**Exercise requirements:** In the data below, find every line with the string "ZigBee" and pull it out.

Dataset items

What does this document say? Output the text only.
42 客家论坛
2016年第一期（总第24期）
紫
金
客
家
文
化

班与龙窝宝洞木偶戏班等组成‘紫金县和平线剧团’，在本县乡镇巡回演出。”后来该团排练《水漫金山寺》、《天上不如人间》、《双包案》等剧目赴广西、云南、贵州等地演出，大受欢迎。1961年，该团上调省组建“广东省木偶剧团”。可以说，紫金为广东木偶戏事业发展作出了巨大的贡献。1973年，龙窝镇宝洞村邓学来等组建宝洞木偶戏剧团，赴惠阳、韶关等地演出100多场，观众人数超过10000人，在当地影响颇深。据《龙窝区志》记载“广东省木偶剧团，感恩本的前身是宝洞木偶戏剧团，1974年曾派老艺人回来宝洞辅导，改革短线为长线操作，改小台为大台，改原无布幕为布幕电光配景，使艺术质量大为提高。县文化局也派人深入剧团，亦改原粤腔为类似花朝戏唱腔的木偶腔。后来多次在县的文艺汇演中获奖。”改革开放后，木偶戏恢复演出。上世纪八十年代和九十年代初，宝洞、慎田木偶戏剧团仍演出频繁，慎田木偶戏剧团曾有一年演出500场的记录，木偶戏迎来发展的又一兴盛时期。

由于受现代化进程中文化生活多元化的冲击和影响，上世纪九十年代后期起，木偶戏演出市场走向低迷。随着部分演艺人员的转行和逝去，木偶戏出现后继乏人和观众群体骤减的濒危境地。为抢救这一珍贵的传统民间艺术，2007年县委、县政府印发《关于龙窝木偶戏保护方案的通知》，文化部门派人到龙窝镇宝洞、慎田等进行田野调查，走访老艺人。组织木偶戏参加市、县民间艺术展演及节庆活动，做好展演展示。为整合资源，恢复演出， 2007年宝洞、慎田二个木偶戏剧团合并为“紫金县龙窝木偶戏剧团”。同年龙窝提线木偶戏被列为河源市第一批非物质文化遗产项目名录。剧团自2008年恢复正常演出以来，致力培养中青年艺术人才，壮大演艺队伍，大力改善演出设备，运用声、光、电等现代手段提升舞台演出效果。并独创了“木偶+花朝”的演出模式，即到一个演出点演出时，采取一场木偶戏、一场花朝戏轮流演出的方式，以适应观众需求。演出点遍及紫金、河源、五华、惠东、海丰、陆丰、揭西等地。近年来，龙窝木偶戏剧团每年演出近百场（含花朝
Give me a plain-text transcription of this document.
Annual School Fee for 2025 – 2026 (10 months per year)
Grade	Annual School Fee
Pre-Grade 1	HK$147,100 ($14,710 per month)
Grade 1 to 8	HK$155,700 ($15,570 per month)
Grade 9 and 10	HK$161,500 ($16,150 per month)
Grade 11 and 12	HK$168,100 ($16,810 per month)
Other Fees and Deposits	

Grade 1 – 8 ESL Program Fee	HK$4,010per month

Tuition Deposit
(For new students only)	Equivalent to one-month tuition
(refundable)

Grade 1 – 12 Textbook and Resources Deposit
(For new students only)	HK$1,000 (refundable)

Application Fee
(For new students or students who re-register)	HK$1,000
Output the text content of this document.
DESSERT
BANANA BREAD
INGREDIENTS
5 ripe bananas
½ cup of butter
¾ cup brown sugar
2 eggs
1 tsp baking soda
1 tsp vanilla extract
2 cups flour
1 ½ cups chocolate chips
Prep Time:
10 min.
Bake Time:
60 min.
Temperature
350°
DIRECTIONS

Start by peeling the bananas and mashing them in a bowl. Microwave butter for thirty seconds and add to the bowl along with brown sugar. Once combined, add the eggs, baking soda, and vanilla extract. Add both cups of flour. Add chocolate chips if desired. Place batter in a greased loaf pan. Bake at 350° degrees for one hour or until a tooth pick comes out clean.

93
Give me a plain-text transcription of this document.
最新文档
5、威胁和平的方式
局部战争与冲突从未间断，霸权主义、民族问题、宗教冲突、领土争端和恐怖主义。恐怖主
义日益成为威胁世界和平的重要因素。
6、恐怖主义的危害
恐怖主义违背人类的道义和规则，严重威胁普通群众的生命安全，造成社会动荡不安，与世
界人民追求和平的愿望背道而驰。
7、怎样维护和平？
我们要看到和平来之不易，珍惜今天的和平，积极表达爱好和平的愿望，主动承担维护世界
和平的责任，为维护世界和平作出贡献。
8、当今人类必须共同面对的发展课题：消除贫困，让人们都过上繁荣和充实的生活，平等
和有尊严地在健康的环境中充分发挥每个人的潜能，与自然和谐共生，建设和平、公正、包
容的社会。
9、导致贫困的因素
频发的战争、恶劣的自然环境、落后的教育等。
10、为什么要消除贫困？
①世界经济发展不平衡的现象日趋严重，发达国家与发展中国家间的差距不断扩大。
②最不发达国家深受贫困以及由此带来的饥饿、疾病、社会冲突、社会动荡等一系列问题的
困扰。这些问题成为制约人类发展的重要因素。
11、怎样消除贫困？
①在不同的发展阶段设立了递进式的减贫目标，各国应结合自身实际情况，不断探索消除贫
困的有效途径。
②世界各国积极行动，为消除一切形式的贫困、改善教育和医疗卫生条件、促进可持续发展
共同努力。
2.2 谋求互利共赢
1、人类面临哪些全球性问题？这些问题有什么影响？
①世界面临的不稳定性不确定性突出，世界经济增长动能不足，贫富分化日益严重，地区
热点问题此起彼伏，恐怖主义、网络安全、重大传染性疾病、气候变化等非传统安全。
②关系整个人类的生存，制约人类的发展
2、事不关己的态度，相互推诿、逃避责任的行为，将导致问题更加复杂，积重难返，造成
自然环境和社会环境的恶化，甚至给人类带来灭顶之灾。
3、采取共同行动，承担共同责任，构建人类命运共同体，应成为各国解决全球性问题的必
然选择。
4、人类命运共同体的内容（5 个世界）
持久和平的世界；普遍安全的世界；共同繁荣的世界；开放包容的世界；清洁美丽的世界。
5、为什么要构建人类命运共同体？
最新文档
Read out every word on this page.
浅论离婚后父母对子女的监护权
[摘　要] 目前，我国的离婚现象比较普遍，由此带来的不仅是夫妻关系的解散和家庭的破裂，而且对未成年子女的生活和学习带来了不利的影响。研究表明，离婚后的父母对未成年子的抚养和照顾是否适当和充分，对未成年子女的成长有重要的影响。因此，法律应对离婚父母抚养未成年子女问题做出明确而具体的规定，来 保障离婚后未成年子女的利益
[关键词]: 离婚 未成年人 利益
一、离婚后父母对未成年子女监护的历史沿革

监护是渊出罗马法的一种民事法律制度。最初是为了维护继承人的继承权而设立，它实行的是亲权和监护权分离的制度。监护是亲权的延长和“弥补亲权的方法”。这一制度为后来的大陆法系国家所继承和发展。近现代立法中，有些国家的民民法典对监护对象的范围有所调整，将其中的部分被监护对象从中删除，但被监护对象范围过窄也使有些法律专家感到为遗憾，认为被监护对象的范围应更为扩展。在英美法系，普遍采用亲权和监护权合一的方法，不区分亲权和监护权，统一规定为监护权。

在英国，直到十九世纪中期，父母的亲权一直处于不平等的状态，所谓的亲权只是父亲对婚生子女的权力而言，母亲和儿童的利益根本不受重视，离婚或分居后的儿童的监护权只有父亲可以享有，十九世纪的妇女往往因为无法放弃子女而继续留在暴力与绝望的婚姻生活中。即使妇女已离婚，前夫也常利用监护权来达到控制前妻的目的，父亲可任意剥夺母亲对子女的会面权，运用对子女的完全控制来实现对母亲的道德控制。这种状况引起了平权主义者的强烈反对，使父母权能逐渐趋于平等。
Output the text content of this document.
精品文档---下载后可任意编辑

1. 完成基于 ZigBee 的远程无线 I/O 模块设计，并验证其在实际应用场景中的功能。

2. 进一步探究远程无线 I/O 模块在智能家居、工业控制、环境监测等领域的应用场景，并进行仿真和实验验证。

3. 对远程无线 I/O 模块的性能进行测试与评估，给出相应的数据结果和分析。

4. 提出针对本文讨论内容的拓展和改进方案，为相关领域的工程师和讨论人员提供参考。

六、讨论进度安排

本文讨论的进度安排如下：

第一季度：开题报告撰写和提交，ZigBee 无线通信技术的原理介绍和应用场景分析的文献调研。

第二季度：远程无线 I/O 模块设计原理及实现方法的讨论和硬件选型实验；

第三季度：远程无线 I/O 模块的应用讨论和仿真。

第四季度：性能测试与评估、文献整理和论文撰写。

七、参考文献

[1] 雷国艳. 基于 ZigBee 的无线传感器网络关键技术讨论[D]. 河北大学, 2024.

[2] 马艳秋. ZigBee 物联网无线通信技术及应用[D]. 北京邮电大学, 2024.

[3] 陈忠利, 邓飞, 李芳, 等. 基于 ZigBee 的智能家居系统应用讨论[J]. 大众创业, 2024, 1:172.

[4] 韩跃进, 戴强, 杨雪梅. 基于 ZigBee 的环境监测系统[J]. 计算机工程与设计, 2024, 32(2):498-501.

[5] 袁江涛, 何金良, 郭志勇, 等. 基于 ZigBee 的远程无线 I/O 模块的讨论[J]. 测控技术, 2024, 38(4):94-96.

**Answer to this exercise:**
1. 完成基于 ZigBee 的远程无线 I/O 模块设计，并验证其在实际应用场景中的功能。
第一季度：开题报告撰写和提交，ZigBee 无线通信技术的原理介绍和应用场景分析的文献调研。
[1] 雷国艳. 基于 ZigBee 的无线传感器网络关键技术讨论[D]. 河北大学, 2024.
[2] 马艳秋. ZigBee 物联网无线通信技术及应用[D]. 北京邮电大学, 2024.
[3] 陈忠利, 邓飞, 李芳, 等. 基于 ZigBee 的智能家居系统应用讨论[J]. 大众创业, 2024, 1:172.
[4] 韩跃进, 戴强, 杨雪梅. 基于 ZigBee 的环境监测系统[J]. 计算机工程与设计, 2024, 32(2):498-501.
[5] 袁江涛, 何金良, 郭志勇, 等. 基于 ZigBee 的远程无线 I/O 模块的讨论[J]. 测控技术, 2024, 38(4):94-96.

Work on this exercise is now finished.